Work required: In the records below, find each line containing the word "grid" and copy it.

[Extracted data entries]
::::::::

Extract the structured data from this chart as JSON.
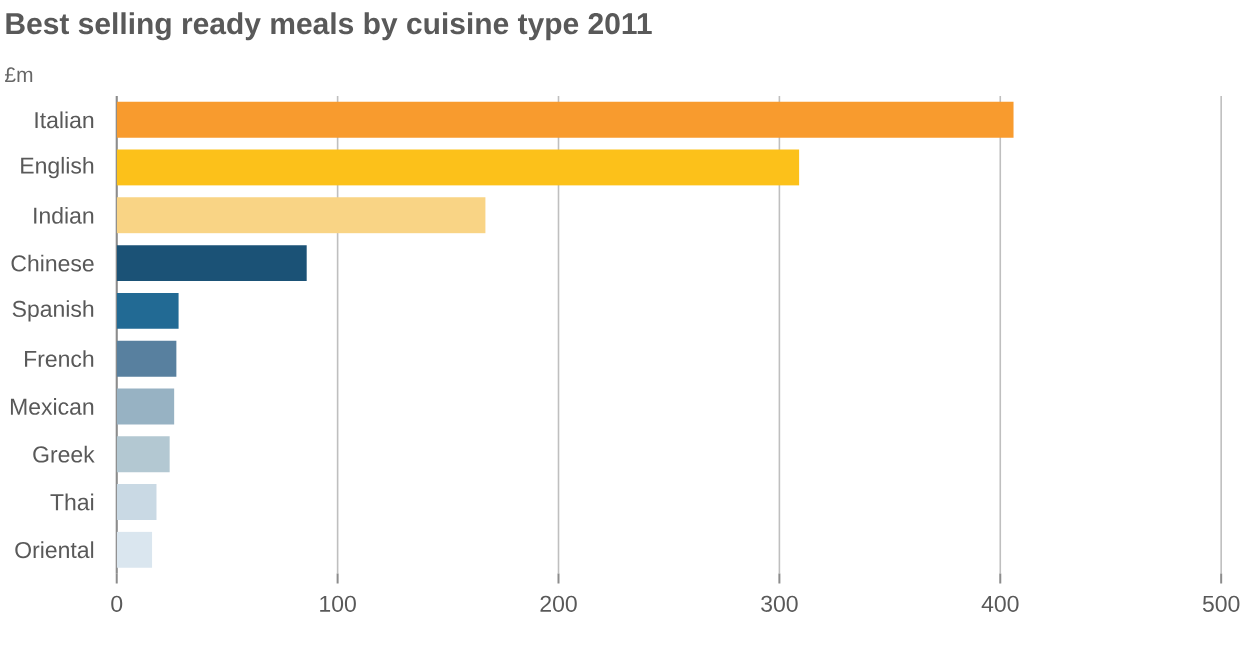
{
  "chart_data": {
    "type": "bar",
    "orientation": "horizontal",
    "title": "Best selling ready meals by cuisine type 2011",
    "ylabel": "£m",
    "categories": [
      "Italian",
      "English",
      "Indian",
      "Chinese",
      "Spanish",
      "French",
      "Mexican",
      "Greek",
      "Thai",
      "Oriental"
    ],
    "values": [
      406,
      309,
      167,
      86,
      28,
      27,
      26,
      24,
      18,
      16
    ],
    "colors": [
      "#f89b2e",
      "#fcc11a",
      "#f9d485",
      "#1b5276",
      "#226a94",
      "#58809f",
      "#97b2c3",
      "#b3c8d2",
      "#c9d9e4",
      "#dae6ef"
    ],
    "xlim": [
      0,
      500
    ],
    "xticks": [
      0,
      100,
      200,
      300,
      400,
      500
    ],
    "grid": "x"
  }
}
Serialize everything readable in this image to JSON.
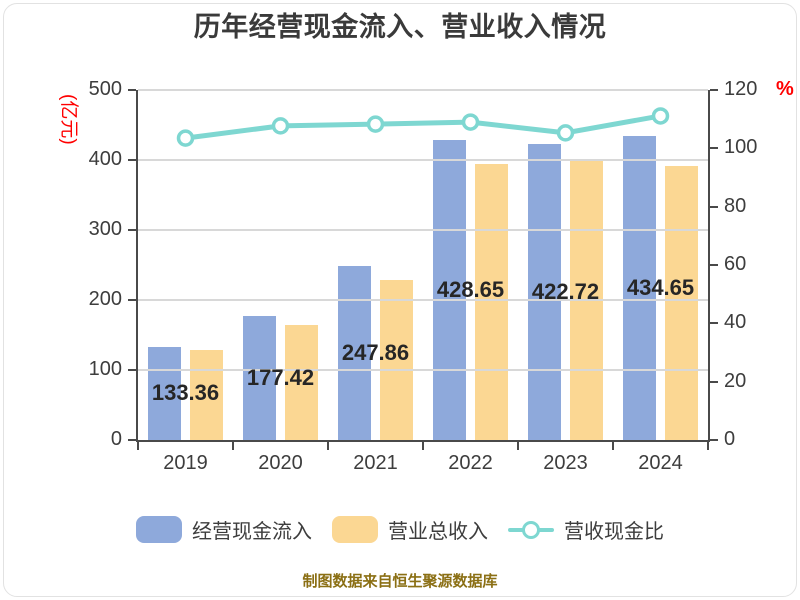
{
  "footer_note": "制图数据来自恒生聚源数据库",
  "chart_data": {
    "type": "bar",
    "title": "历年经营现金流入、营业收入情况",
    "categories": [
      "2019",
      "2020",
      "2021",
      "2022",
      "2023",
      "2024"
    ],
    "series": [
      {
        "name": "经营现金流入",
        "chart_type": "bar",
        "y_axis": "left",
        "color": "#8EA9DB",
        "values": [
          133.36,
          177.42,
          247.86,
          428.65,
          422.72,
          434.65
        ],
        "show_data_labels": true
      },
      {
        "name": "营业总收入",
        "chart_type": "bar",
        "y_axis": "left",
        "color": "#FBD793",
        "values": [
          128,
          164,
          228,
          394,
          402,
          392
        ],
        "show_data_labels": false
      },
      {
        "name": "营收现金比",
        "chart_type": "line",
        "y_axis": "right",
        "color": "#7ED7D1",
        "marker": "circle",
        "values": [
          103.5,
          107.7,
          108.3,
          109.0,
          105.3,
          111.1
        ],
        "show_data_labels": false
      }
    ],
    "left_axis": {
      "unit": "(亿元)",
      "min": 0,
      "max": 500,
      "tick_step": 100,
      "unit_color": "#FF0000"
    },
    "right_axis": {
      "unit": "%",
      "min": 0,
      "max": 120,
      "tick_step": 20,
      "unit_color": "#FF0000"
    },
    "grid": true,
    "legend_position": "bottom"
  },
  "legend": [
    {
      "label": "经营现金流入",
      "type": "bar",
      "color": "#8EA9DB"
    },
    {
      "label": "营业总收入",
      "type": "bar",
      "color": "#FBD793"
    },
    {
      "label": "营收现金比",
      "type": "line",
      "color": "#7ED7D1"
    }
  ],
  "colors": {
    "grid": "#D8D8D8",
    "axis": "#4A4A4A",
    "text": "#3D3D3D",
    "title": "#3A3A3A",
    "unit_red": "#FF0000"
  }
}
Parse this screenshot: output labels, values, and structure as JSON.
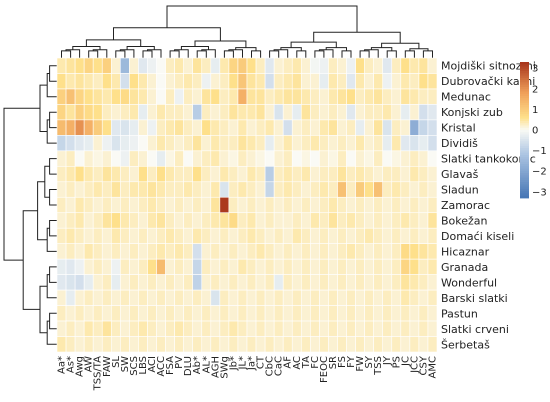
{
  "chart_data": {
    "type": "heatmap",
    "rows": [
      "Mojdiški sitnozrni",
      "Dubrovački kasni",
      "Medunac",
      "Konjski zub",
      "Kristal",
      "Dividiš",
      "Slatki tankokorac",
      "Glavaš",
      "Sladun",
      "Zamorac",
      "Bokežan",
      "Domaći kiseli",
      "Hicaznar",
      "Granada",
      "Wonderful",
      "Barski slatki",
      "Pastun",
      "Slatki crveni",
      "Šerbetaš"
    ],
    "columns": [
      "Aa*",
      "As*",
      "Awg",
      "AW",
      "TSS/TA",
      "FAW",
      "SL",
      "SW",
      "SCS",
      "LBS",
      "ACI",
      "ACC",
      "FSA",
      "PV",
      "DLU",
      "Ab*",
      "AL*",
      "AGH",
      "SWg",
      "Jb*",
      "JL*",
      "Ja*",
      "CT",
      "CbC",
      "CaC",
      "AF",
      "AC",
      "TA",
      "FC",
      "FEOC",
      "SR",
      "FS",
      "FY",
      "FW",
      "SY",
      "TSS",
      "JY",
      "PS",
      "JC",
      "JCC",
      "CSY",
      "AMC"
    ],
    "legend": {
      "ticks": [
        3,
        2,
        1,
        0,
        -1,
        -2,
        -3
      ],
      "min": -3.3,
      "max": 3.3
    },
    "values": [
      [
        0.4,
        0.5,
        0.6,
        0.8,
        0.6,
        0.9,
        0.2,
        -1.5,
        0.2,
        -0.4,
        -0.2,
        0.0,
        0.3,
        0.4,
        0.2,
        0.5,
        0.3,
        -0.3,
        0.4,
        0.8,
        1.0,
        0.6,
        0.3,
        -0.4,
        0.2,
        0.3,
        0.4,
        0.2,
        -0.1,
        -0.2,
        0.3,
        0.2,
        -0.2,
        0.6,
        0.3,
        0.2,
        -0.4,
        0.3,
        0.6,
        0.4,
        0.5,
        0.2
      ],
      [
        0.6,
        0.4,
        0.5,
        0.4,
        0.3,
        0.6,
        0.4,
        -0.6,
        0.6,
        0.4,
        0.2,
        0.0,
        0.2,
        0.3,
        0.4,
        0.3,
        -0.2,
        0.2,
        0.3,
        0.6,
        1.1,
        0.5,
        0.4,
        -0.6,
        0.3,
        0.4,
        0.5,
        0.2,
        0.2,
        -0.3,
        0.4,
        0.3,
        -0.4,
        0.4,
        0.2,
        0.4,
        -0.2,
        0.2,
        0.4,
        0.3,
        0.6,
        0.5
      ],
      [
        0.9,
        1.2,
        0.8,
        0.6,
        0.5,
        0.4,
        0.6,
        0.7,
        0.5,
        0.4,
        0.2,
        0.0,
        0.3,
        -0.2,
        0.3,
        0.2,
        0.5,
        0.6,
        0.3,
        0.4,
        1.5,
        0.5,
        0.5,
        0.3,
        0.4,
        0.5,
        0.5,
        0.4,
        0.3,
        0.2,
        0.4,
        0.5,
        0.6,
        0.3,
        0.4,
        0.5,
        0.3,
        0.2,
        0.5,
        0.4,
        0.3,
        0.3
      ],
      [
        0.8,
        0.5,
        0.9,
        0.7,
        0.6,
        0.3,
        0.2,
        0.3,
        0.4,
        -0.3,
        0.2,
        0.4,
        0.3,
        0.3,
        0.2,
        -1.0,
        0.3,
        0.2,
        0.3,
        0.5,
        0.4,
        0.4,
        0.5,
        0.2,
        -0.5,
        0.2,
        -0.3,
        0.5,
        0.3,
        0.2,
        0.3,
        0.2,
        -0.4,
        0.2,
        0.3,
        0.3,
        0.4,
        0.2,
        -0.3,
        0.2,
        -0.6,
        -0.4
      ],
      [
        1.3,
        1.5,
        2.0,
        1.5,
        1.0,
        0.6,
        -0.4,
        -0.5,
        -0.3,
        0.2,
        -0.2,
        0.3,
        0.4,
        0.5,
        0.3,
        0.2,
        0.6,
        0.4,
        0.3,
        0.2,
        0.4,
        0.2,
        0.3,
        0.4,
        0.2,
        -0.6,
        0.2,
        0.3,
        0.2,
        0.4,
        0.5,
        0.2,
        0.3,
        -0.3,
        0.2,
        0.5,
        -0.5,
        0.3,
        0.2,
        -1.8,
        -0.8,
        -0.6
      ],
      [
        -0.8,
        -0.6,
        -0.4,
        -0.3,
        0.2,
        -0.2,
        -0.5,
        -0.3,
        -0.2,
        0.0,
        0.2,
        0.4,
        0.3,
        0.2,
        0.3,
        0.5,
        0.2,
        0.4,
        0.3,
        0.3,
        0.5,
        0.4,
        0.3,
        -0.3,
        0.2,
        0.4,
        0.2,
        0.3,
        0.4,
        0.3,
        0.2,
        0.3,
        0.2,
        0.4,
        0.2,
        0.3,
        -0.3,
        0.4,
        -0.4,
        -0.5,
        -0.3,
        -0.6
      ],
      [
        0.2,
        0.3,
        0.0,
        0.2,
        0.1,
        0.2,
        0.0,
        -0.2,
        0.3,
        0.2,
        0.0,
        -0.3,
        0.1,
        0.3,
        0.0,
        0.2,
        0.3,
        0.4,
        0.2,
        0.1,
        0.3,
        0.2,
        0.1,
        0.0,
        0.2,
        0.3,
        0.0,
        0.1,
        0.0,
        0.2,
        0.1,
        0.3,
        0.0,
        0.2,
        0.1,
        0.3,
        0.0,
        0.1,
        0.2,
        0.3,
        0.2,
        0.0
      ],
      [
        0.3,
        0.4,
        0.6,
        0.4,
        0.3,
        0.5,
        0.4,
        0.3,
        0.2,
        0.6,
        0.3,
        0.6,
        0.4,
        0.3,
        0.3,
        0.6,
        0.3,
        0.2,
        0.4,
        0.3,
        0.2,
        0.4,
        0.3,
        -1.0,
        0.3,
        0.4,
        0.3,
        0.4,
        0.2,
        0.3,
        0.3,
        0.5,
        0.3,
        0.4,
        0.3,
        0.2,
        0.3,
        0.3,
        0.2,
        0.4,
        0.3,
        0.2
      ],
      [
        0.2,
        0.3,
        0.2,
        0.3,
        0.4,
        0.3,
        0.5,
        0.3,
        0.4,
        0.4,
        0.5,
        0.4,
        0.3,
        0.3,
        0.4,
        0.3,
        0.2,
        0.4,
        -0.5,
        0.3,
        0.4,
        0.3,
        0.2,
        -0.8,
        0.3,
        0.4,
        0.3,
        0.2,
        0.3,
        0.4,
        0.3,
        1.2,
        0.3,
        1.0,
        0.6,
        1.2,
        0.3,
        0.4,
        0.3,
        0.2,
        0.3,
        0.2
      ],
      [
        0.3,
        0.2,
        0.4,
        0.3,
        0.2,
        0.3,
        0.2,
        0.3,
        0.2,
        0.3,
        0.4,
        0.3,
        0.2,
        0.3,
        0.2,
        0.3,
        0.2,
        0.5,
        3.2,
        0.3,
        0.2,
        0.3,
        0.2,
        0.3,
        0.2,
        0.3,
        0.2,
        0.3,
        0.2,
        0.3,
        0.4,
        0.3,
        0.2,
        0.3,
        0.2,
        0.3,
        0.2,
        0.3,
        0.2,
        0.3,
        0.2,
        0.3
      ],
      [
        0.2,
        0.3,
        0.4,
        0.2,
        0.3,
        0.5,
        0.6,
        0.4,
        0.3,
        0.2,
        0.4,
        0.5,
        0.3,
        0.2,
        0.3,
        0.2,
        0.3,
        0.4,
        0.5,
        0.7,
        0.3,
        0.4,
        0.2,
        0.3,
        0.2,
        0.2,
        0.3,
        0.2,
        0.4,
        0.3,
        0.5,
        0.3,
        0.4,
        0.3,
        0.2,
        0.3,
        0.2,
        0.3,
        0.4,
        0.3,
        0.2,
        0.5
      ],
      [
        0.3,
        0.4,
        0.3,
        0.2,
        0.3,
        0.2,
        0.4,
        0.3,
        0.2,
        0.3,
        0.2,
        0.3,
        0.4,
        0.3,
        0.2,
        0.4,
        0.3,
        0.2,
        0.3,
        0.2,
        0.3,
        0.4,
        0.3,
        0.2,
        0.3,
        0.2,
        0.4,
        0.3,
        0.2,
        0.3,
        0.2,
        0.3,
        0.2,
        0.3,
        0.4,
        0.3,
        0.2,
        0.3,
        0.2,
        0.3,
        0.2,
        0.3
      ],
      [
        0.2,
        0.3,
        0.2,
        0.4,
        0.3,
        0.2,
        0.3,
        0.2,
        0.3,
        0.2,
        0.3,
        0.4,
        0.3,
        0.4,
        0.3,
        -0.6,
        0.2,
        0.3,
        0.2,
        0.3,
        0.2,
        0.3,
        0.4,
        0.3,
        0.2,
        0.3,
        0.2,
        0.3,
        0.2,
        0.3,
        0.2,
        0.3,
        0.4,
        0.3,
        0.2,
        0.3,
        0.2,
        0.3,
        0.7,
        0.6,
        0.5,
        0.4
      ],
      [
        -0.3,
        -0.4,
        -0.2,
        0.2,
        0.3,
        0.2,
        -0.2,
        0.3,
        0.2,
        0.3,
        0.6,
        1.3,
        0.2,
        0.3,
        0.2,
        -0.8,
        0.3,
        0.2,
        0.3,
        0.2,
        0.4,
        0.3,
        0.2,
        0.3,
        0.2,
        0.3,
        0.2,
        0.3,
        0.2,
        0.3,
        0.2,
        0.3,
        0.2,
        0.3,
        0.2,
        0.3,
        0.2,
        0.3,
        0.8,
        0.6,
        0.3,
        0.4
      ],
      [
        -0.4,
        -0.5,
        -0.6,
        -0.3,
        0.2,
        0.3,
        -0.3,
        0.2,
        0.3,
        0.2,
        0.3,
        0.2,
        0.3,
        0.2,
        0.3,
        -0.9,
        0.2,
        0.3,
        0.2,
        0.3,
        0.2,
        0.3,
        0.2,
        0.3,
        -0.3,
        0.3,
        0.2,
        0.3,
        0.2,
        0.3,
        0.2,
        0.3,
        0.2,
        0.3,
        0.2,
        0.3,
        0.2,
        0.3,
        0.5,
        0.4,
        0.3,
        0.2
      ],
      [
        0.2,
        -0.3,
        0.2,
        0.3,
        0.2,
        0.3,
        0.2,
        0.3,
        0.2,
        0.3,
        0.2,
        0.3,
        0.2,
        0.3,
        0.2,
        0.3,
        0.2,
        -0.5,
        0.3,
        0.2,
        0.3,
        0.2,
        0.3,
        0.2,
        0.3,
        0.2,
        0.3,
        0.2,
        0.3,
        0.2,
        0.3,
        0.2,
        0.3,
        0.2,
        0.3,
        0.2,
        0.3,
        0.2,
        0.4,
        0.3,
        0.2,
        0.3
      ],
      [
        0.3,
        0.2,
        0.3,
        0.2,
        0.3,
        0.2,
        0.3,
        0.2,
        0.3,
        0.2,
        0.3,
        0.2,
        0.3,
        0.2,
        0.3,
        0.2,
        0.3,
        0.2,
        0.3,
        0.2,
        0.3,
        0.2,
        0.3,
        0.2,
        0.3,
        0.2,
        0.3,
        0.2,
        0.3,
        0.2,
        0.3,
        0.2,
        0.3,
        0.2,
        0.3,
        0.2,
        0.3,
        0.2,
        0.3,
        0.2,
        0.3,
        0.2
      ],
      [
        0.2,
        0.3,
        0.2,
        0.4,
        0.3,
        0.5,
        0.3,
        0.2,
        0.3,
        0.4,
        0.3,
        0.2,
        0.3,
        0.4,
        0.3,
        0.2,
        0.3,
        0.2,
        0.3,
        0.4,
        0.3,
        0.2,
        0.3,
        0.2,
        0.3,
        0.2,
        0.3,
        0.2,
        0.3,
        0.2,
        0.3,
        0.2,
        0.3,
        0.2,
        0.3,
        0.2,
        0.3,
        0.2,
        0.3,
        0.2,
        0.3,
        0.2
      ],
      [
        0.4,
        0.3,
        0.2,
        0.3,
        0.2,
        0.3,
        0.2,
        0.3,
        0.2,
        0.3,
        0.2,
        0.3,
        0.2,
        0.3,
        0.2,
        0.3,
        0.2,
        0.3,
        0.2,
        0.3,
        0.2,
        0.3,
        0.2,
        0.3,
        0.2,
        0.3,
        0.2,
        0.3,
        0.2,
        0.3,
        0.2,
        0.3,
        0.2,
        0.3,
        0.2,
        0.3,
        0.2,
        0.3,
        0.2,
        0.3,
        0.2,
        0.3
      ]
    ]
  }
}
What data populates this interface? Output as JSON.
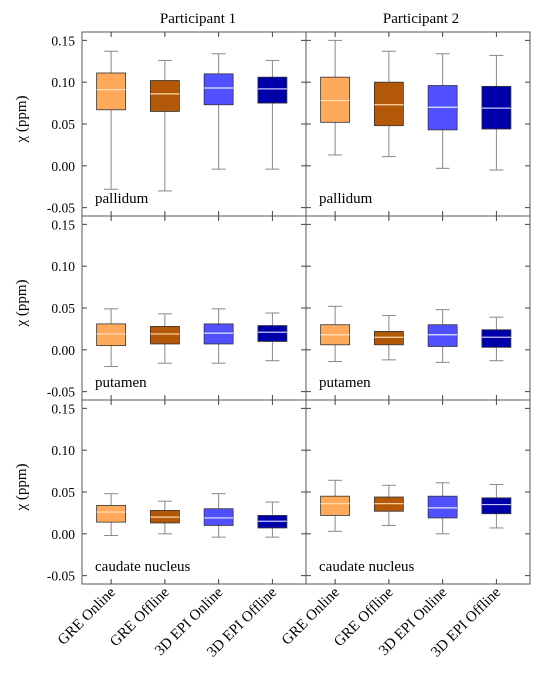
{
  "chart_data": {
    "type": "box",
    "categories": [
      "GRE Online",
      "GRE Offline",
      "3D EPI Online",
      "3D EPI Offline"
    ],
    "colors": [
      "#FFAA5A",
      "#B35808",
      "#5050FF",
      "#0000AA"
    ],
    "median_colors": [
      "#FFE4C4",
      "#FFD8A8",
      "#E6E6FF",
      "#C8C8FF"
    ],
    "ylabel": "χ (ppm)",
    "ylim": [
      -0.06,
      0.16
    ],
    "yticks": [
      -0.05,
      0.0,
      0.05,
      0.1,
      0.15
    ],
    "ytick_labels": [
      "-0.05",
      "0.00",
      "0.05",
      "0.10",
      "0.15"
    ],
    "columns": [
      "Participant 1",
      "Participant 2"
    ],
    "rows": [
      "pallidum",
      "putamen",
      "caudate nucleus"
    ],
    "panels": [
      {
        "column": "Participant 1",
        "region": "pallidum",
        "boxes": [
          {
            "whislo": -0.028,
            "q1": 0.067,
            "med": 0.091,
            "q3": 0.111,
            "whishi": 0.137
          },
          {
            "whislo": -0.03,
            "q1": 0.065,
            "med": 0.086,
            "q3": 0.102,
            "whishi": 0.126
          },
          {
            "whislo": -0.004,
            "q1": 0.073,
            "med": 0.093,
            "q3": 0.11,
            "whishi": 0.134
          },
          {
            "whislo": -0.004,
            "q1": 0.075,
            "med": 0.092,
            "q3": 0.106,
            "whishi": 0.126
          }
        ]
      },
      {
        "column": "Participant 2",
        "region": "pallidum",
        "boxes": [
          {
            "whislo": 0.013,
            "q1": 0.052,
            "med": 0.078,
            "q3": 0.106,
            "whishi": 0.15
          },
          {
            "whislo": 0.011,
            "q1": 0.048,
            "med": 0.073,
            "q3": 0.1,
            "whishi": 0.137
          },
          {
            "whislo": -0.003,
            "q1": 0.043,
            "med": 0.07,
            "q3": 0.096,
            "whishi": 0.134
          },
          {
            "whislo": -0.005,
            "q1": 0.044,
            "med": 0.069,
            "q3": 0.095,
            "whishi": 0.132
          }
        ]
      },
      {
        "column": "Participant 1",
        "region": "putamen",
        "boxes": [
          {
            "whislo": -0.02,
            "q1": 0.005,
            "med": 0.019,
            "q3": 0.031,
            "whishi": 0.049
          },
          {
            "whislo": -0.016,
            "q1": 0.007,
            "med": 0.019,
            "q3": 0.028,
            "whishi": 0.043
          },
          {
            "whislo": -0.016,
            "q1": 0.007,
            "med": 0.02,
            "q3": 0.031,
            "whishi": 0.049
          },
          {
            "whislo": -0.013,
            "q1": 0.01,
            "med": 0.021,
            "q3": 0.029,
            "whishi": 0.044
          }
        ]
      },
      {
        "column": "Participant 2",
        "region": "putamen",
        "boxes": [
          {
            "whislo": -0.014,
            "q1": 0.006,
            "med": 0.018,
            "q3": 0.03,
            "whishi": 0.052
          },
          {
            "whislo": -0.012,
            "q1": 0.006,
            "med": 0.015,
            "q3": 0.022,
            "whishi": 0.041
          },
          {
            "whislo": -0.015,
            "q1": 0.004,
            "med": 0.018,
            "q3": 0.03,
            "whishi": 0.048
          },
          {
            "whislo": -0.013,
            "q1": 0.003,
            "med": 0.015,
            "q3": 0.024,
            "whishi": 0.039
          }
        ]
      },
      {
        "column": "Participant 1",
        "region": "caudate nucleus",
        "boxes": [
          {
            "whislo": -0.002,
            "q1": 0.014,
            "med": 0.026,
            "q3": 0.034,
            "whishi": 0.048
          },
          {
            "whislo": 0.0,
            "q1": 0.013,
            "med": 0.02,
            "q3": 0.028,
            "whishi": 0.039
          },
          {
            "whislo": -0.004,
            "q1": 0.01,
            "med": 0.019,
            "q3": 0.03,
            "whishi": 0.048
          },
          {
            "whislo": -0.004,
            "q1": 0.007,
            "med": 0.015,
            "q3": 0.022,
            "whishi": 0.038
          }
        ]
      },
      {
        "column": "Participant 2",
        "region": "caudate nucleus",
        "boxes": [
          {
            "whislo": 0.003,
            "q1": 0.022,
            "med": 0.036,
            "q3": 0.045,
            "whishi": 0.064
          },
          {
            "whislo": 0.01,
            "q1": 0.027,
            "med": 0.036,
            "q3": 0.044,
            "whishi": 0.058
          },
          {
            "whislo": 0.0,
            "q1": 0.019,
            "med": 0.031,
            "q3": 0.045,
            "whishi": 0.061
          },
          {
            "whislo": 0.007,
            "q1": 0.024,
            "med": 0.035,
            "q3": 0.043,
            "whishi": 0.059
          }
        ]
      }
    ],
    "grid": false,
    "legend": "none"
  }
}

::::::::

Complete answer:
    "grid": "x"
    "grid": true,
    "grid": "#D8D8D8",
    "grid": false,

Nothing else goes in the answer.